* **YOUR OBJECTIVE**
Locate each line containing the string "into" and copy it out.

* **ENTRIES PROVIDED**
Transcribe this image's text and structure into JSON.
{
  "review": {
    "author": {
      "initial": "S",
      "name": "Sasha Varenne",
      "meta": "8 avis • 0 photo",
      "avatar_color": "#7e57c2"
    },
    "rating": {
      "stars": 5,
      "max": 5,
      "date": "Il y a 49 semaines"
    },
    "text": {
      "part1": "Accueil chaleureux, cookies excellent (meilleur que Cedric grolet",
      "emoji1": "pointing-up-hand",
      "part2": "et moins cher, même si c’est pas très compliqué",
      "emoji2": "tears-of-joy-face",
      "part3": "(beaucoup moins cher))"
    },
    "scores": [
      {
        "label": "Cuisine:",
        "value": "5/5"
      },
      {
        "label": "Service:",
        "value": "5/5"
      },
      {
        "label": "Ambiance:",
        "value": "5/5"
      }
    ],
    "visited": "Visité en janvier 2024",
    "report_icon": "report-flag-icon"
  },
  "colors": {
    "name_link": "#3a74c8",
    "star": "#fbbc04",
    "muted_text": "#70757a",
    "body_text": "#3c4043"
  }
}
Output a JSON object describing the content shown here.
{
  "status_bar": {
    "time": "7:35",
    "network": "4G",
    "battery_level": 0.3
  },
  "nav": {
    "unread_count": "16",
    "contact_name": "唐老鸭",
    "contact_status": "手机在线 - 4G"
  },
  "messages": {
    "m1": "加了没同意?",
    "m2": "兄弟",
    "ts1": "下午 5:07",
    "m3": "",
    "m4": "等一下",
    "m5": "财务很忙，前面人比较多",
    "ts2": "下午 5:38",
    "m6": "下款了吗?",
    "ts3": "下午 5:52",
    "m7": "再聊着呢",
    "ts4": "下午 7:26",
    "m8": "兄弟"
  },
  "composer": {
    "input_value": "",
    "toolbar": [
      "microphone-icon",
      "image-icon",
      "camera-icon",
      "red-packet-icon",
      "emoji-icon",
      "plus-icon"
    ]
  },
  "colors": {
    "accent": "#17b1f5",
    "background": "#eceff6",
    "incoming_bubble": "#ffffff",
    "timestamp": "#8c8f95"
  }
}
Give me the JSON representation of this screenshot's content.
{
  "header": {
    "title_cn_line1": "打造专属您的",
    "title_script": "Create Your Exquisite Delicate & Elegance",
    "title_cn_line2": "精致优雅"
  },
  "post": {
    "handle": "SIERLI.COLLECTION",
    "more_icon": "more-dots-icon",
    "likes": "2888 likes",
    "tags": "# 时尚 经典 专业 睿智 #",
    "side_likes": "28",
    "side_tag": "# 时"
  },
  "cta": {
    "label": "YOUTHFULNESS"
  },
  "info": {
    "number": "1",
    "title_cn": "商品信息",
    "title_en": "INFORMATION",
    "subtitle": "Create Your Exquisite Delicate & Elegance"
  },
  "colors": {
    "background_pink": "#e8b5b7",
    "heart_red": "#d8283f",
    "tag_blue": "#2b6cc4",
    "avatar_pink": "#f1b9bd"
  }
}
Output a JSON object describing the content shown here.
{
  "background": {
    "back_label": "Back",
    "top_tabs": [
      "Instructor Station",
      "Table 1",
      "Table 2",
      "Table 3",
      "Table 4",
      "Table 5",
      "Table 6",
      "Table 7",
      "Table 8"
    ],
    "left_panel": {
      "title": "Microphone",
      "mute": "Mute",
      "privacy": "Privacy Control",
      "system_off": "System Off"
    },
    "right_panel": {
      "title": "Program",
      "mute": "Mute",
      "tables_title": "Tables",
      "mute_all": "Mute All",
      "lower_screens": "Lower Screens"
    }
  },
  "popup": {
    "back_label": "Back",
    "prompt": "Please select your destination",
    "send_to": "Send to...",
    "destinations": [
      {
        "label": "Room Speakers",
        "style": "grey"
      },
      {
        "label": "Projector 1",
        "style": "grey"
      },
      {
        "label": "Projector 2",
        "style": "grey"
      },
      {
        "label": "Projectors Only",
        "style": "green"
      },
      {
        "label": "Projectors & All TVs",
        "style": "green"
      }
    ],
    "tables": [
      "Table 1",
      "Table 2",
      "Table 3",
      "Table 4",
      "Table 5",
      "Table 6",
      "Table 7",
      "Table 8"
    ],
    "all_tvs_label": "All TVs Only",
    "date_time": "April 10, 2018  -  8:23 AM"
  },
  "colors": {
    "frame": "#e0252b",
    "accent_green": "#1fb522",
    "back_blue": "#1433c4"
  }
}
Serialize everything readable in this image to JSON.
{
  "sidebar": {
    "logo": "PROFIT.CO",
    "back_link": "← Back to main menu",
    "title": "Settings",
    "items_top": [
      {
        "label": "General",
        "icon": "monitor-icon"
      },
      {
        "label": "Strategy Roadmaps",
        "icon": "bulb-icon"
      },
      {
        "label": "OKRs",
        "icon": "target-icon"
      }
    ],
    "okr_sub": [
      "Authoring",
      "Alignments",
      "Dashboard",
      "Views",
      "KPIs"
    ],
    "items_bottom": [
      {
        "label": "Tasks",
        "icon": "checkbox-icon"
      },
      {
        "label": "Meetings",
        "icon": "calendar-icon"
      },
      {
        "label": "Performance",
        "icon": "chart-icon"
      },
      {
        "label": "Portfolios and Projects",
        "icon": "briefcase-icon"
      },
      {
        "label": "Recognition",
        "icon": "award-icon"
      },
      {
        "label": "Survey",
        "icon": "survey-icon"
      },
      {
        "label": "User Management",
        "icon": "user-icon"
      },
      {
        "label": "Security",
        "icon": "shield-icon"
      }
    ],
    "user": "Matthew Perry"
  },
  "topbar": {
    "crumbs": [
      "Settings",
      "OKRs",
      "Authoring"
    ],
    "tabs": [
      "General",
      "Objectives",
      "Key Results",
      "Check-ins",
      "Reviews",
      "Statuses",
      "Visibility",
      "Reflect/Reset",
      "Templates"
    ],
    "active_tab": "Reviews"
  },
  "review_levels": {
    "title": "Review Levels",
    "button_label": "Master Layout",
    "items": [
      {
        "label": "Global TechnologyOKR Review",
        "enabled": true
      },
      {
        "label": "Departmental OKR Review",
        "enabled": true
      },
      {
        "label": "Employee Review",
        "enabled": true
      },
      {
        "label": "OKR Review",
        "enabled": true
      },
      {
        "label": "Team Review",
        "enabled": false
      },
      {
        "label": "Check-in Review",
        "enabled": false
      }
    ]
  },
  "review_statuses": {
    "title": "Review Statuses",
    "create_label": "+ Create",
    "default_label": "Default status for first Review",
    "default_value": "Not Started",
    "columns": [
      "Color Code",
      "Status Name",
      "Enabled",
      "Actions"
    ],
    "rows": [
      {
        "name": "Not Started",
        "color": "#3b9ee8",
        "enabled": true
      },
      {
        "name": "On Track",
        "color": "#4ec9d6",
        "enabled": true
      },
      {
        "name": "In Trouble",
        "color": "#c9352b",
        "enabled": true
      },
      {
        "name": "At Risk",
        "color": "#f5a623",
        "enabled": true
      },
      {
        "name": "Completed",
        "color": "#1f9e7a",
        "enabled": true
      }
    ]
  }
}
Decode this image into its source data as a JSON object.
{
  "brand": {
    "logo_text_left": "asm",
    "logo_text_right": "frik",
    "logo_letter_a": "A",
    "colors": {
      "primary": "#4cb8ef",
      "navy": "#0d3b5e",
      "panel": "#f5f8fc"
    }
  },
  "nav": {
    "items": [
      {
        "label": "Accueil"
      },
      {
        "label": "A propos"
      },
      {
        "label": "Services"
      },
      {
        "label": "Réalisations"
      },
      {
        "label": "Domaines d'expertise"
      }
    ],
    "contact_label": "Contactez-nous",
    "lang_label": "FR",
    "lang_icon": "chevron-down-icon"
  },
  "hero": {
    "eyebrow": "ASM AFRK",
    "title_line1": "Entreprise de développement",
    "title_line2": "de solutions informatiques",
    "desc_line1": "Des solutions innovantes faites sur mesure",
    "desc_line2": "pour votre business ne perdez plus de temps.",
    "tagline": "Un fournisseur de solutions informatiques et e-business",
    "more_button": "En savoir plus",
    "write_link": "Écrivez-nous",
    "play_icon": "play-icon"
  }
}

* **SOLUTION FOR THIS EXERCISE**
Transcribe this image's text and structure into JSON.
Decode this image into its source data as a JSON object.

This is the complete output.